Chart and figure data
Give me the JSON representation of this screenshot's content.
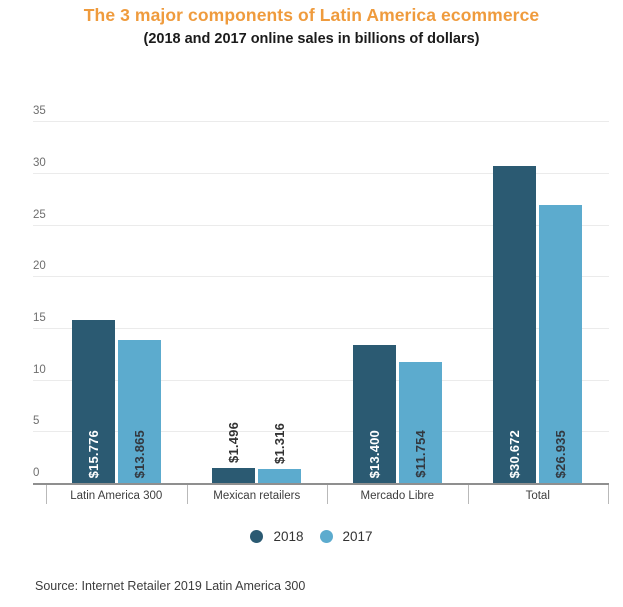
{
  "title": "The 3 major components of Latin America ecommerce",
  "subtitle": "(2018 and 2017 online sales in billions of dollars)",
  "source": "Source: Internet Retailer 2019 Latin America 300",
  "colors": {
    "title_orange": "#EF9B3D",
    "series_2018": "#2B5A72",
    "series_2017": "#5CABCE",
    "gridline": "#EBEBEB",
    "axis_line": "#8F8F8F"
  },
  "chart_data": {
    "type": "bar",
    "title": "The 3 major components of Latin America ecommerce",
    "subtitle": "(2018 and 2017 online sales in billions of dollars)",
    "categories": [
      "Latin America 300",
      "Mexican retailers",
      "Mercado Libre",
      "Total"
    ],
    "series": [
      {
        "name": "2018",
        "color": "#2B5A72",
        "values": [
          15.776,
          1.496,
          13.4,
          30.672
        ],
        "labels": [
          "$15.776",
          "$1.496",
          "$13.400",
          "$30.672"
        ],
        "label_color_inside": "#ffffff"
      },
      {
        "name": "2017",
        "color": "#5CABCE",
        "values": [
          13.865,
          1.316,
          11.754,
          26.935
        ],
        "labels": [
          "$13.865",
          "$1.316",
          "$11.754",
          "$26.935"
        ],
        "label_color_inside": "#33383f"
      }
    ],
    "xlabel": "",
    "ylabel": "",
    "ylim": [
      0,
      35
    ],
    "yticks": [
      0,
      5,
      10,
      15,
      20,
      25,
      30,
      35
    ],
    "grid": true,
    "legend_position": "bottom"
  },
  "legend": {
    "items": [
      {
        "label": "2018",
        "color": "#2B5A72"
      },
      {
        "label": "2017",
        "color": "#5CABCE"
      }
    ]
  }
}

Aim of the task: Return each line exactly as written. Any picture gets left out.

Answer to this exercise:
Give me the JSON representation of this screenshot's content.
{
  "title": "The 3 major components of Latin America ecommerce",
  "subtitle": "(2018 and 2017 online sales in billions of dollars)",
  "source": "Source: Internet Retailer 2019 Latin America 300",
  "colors": {
    "title_orange": "#EF9B3D",
    "series_2018": "#2B5A72",
    "series_2017": "#5CABCE",
    "gridline": "#EBEBEB",
    "axis_line": "#8F8F8F"
  },
  "chart_data": {
    "type": "bar",
    "title": "The 3 major components of Latin America ecommerce",
    "subtitle": "(2018 and 2017 online sales in billions of dollars)",
    "categories": [
      "Latin America 300",
      "Mexican retailers",
      "Mercado Libre",
      "Total"
    ],
    "series": [
      {
        "name": "2018",
        "color": "#2B5A72",
        "values": [
          15.776,
          1.496,
          13.4,
          30.672
        ],
        "labels": [
          "$15.776",
          "$1.496",
          "$13.400",
          "$30.672"
        ],
        "label_color_inside": "#ffffff"
      },
      {
        "name": "2017",
        "color": "#5CABCE",
        "values": [
          13.865,
          1.316,
          11.754,
          26.935
        ],
        "labels": [
          "$13.865",
          "$1.316",
          "$11.754",
          "$26.935"
        ],
        "label_color_inside": "#33383f"
      }
    ],
    "xlabel": "",
    "ylabel": "",
    "ylim": [
      0,
      35
    ],
    "yticks": [
      0,
      5,
      10,
      15,
      20,
      25,
      30,
      35
    ],
    "grid": true,
    "legend_position": "bottom"
  },
  "legend": {
    "items": [
      {
        "label": "2018",
        "color": "#2B5A72"
      },
      {
        "label": "2017",
        "color": "#5CABCE"
      }
    ]
  }
}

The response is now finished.